→ Rows:
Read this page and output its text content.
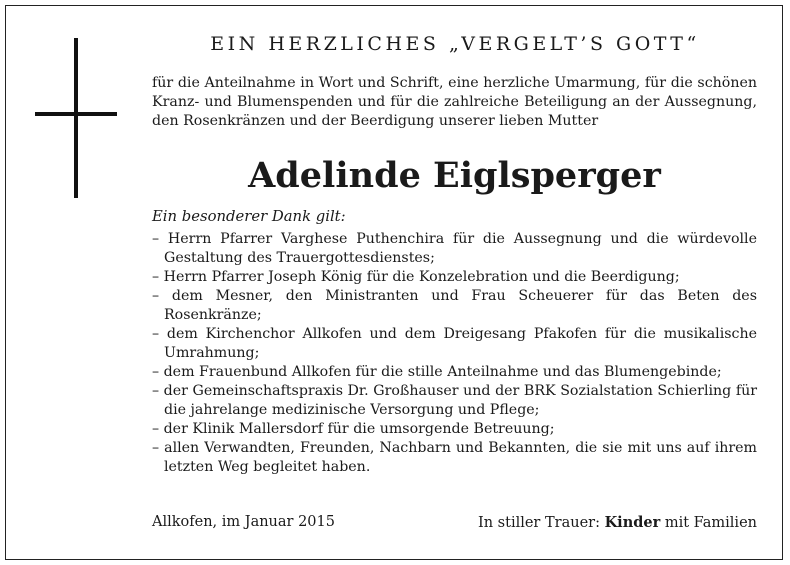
EIN HERZLICHES „VERGELT’S GOTT“

für die Anteilnahme in Wort und Schrift, eine herzliche Umarmung, für die schönen Kranz- und Blumenspenden und für die zahlreiche Beteiligung an der Aussegnung, den Rosenkränzen und der Beerdigung unserer lieben Mutter

Adelinde Eiglsperger
Ein besonderer Dank gilt:
– Herrn Pfarrer Varghese Puthenchira für die Aussegnung und die würdevolle Gestaltung des Trauergottesdienstes;
– Herrn Pfarrer Joseph König für die Konzelebration und die Beerdigung;
– dem Mesner, den Ministranten und Frau Scheuerer für das Beten des Rosenkränze;
– dem Kirchenchor Allkofen und dem Dreigesang Pfakofen für die musikalische Umrahmung;
– dem Frauenbund Allkofen für die stille Anteilnahme und das Blumengebinde;
– der Gemeinschaftspraxis Dr. Großhauser und der BRK Sozialstation Schierling für die jahrelange medizinische Versorgung und Pflege;
– der Klinik Mallersdorf für die umsorgende Betreuung;
– allen Verwandten, Freunden, Nachbarn und Bekannten, die sie mit uns auf ihrem letzten Weg begleitet haben.
Allkofen, im Januar 2015	In stiller Trauer: Kinder mit Familien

→ Stated exercise:
From the material above, reproduce everything verbatim except the pictures.

→ Result of this exercise:
Read this page and output its text content.
EIN HERZLICHES „VERGELT’S GOTT“

für die Anteilnahme in Wort und Schrift, eine herzliche Umarmung, für die schönen Kranz- und Blumenspenden und für die zahlreiche Beteiligung an der Aussegnung, den Rosenkränzen und der Beerdigung unserer lieben Mutter

Adelinde Eiglsperger
Ein besonderer Dank gilt:
– Herrn Pfarrer Varghese Puthenchira für die Aussegnung und die würdevolle Gestaltung des Trauergottesdienstes;
– Herrn Pfarrer Joseph König für die Konzelebration und die Beerdigung;
– dem Mesner, den Ministranten und Frau Scheuerer für das Beten des Rosenkränze;
– dem Kirchenchor Allkofen und dem Dreigesang Pfakofen für die musikalische Umrahmung;
– dem Frauenbund Allkofen für die stille Anteilnahme und das Blumengebinde;
– der Gemeinschaftspraxis Dr. Großhauser und der BRK Sozialstation Schierling für die jahrelange medizinische Versorgung und Pflege;
– der Klinik Mallersdorf für die umsorgende Betreuung;
– allen Verwandten, Freunden, Nachbarn und Bekannten, die sie mit uns auf ihrem letzten Weg begleitet haben.
Allkofen, im Januar 2015	In stiller Trauer: Kinder mit Familien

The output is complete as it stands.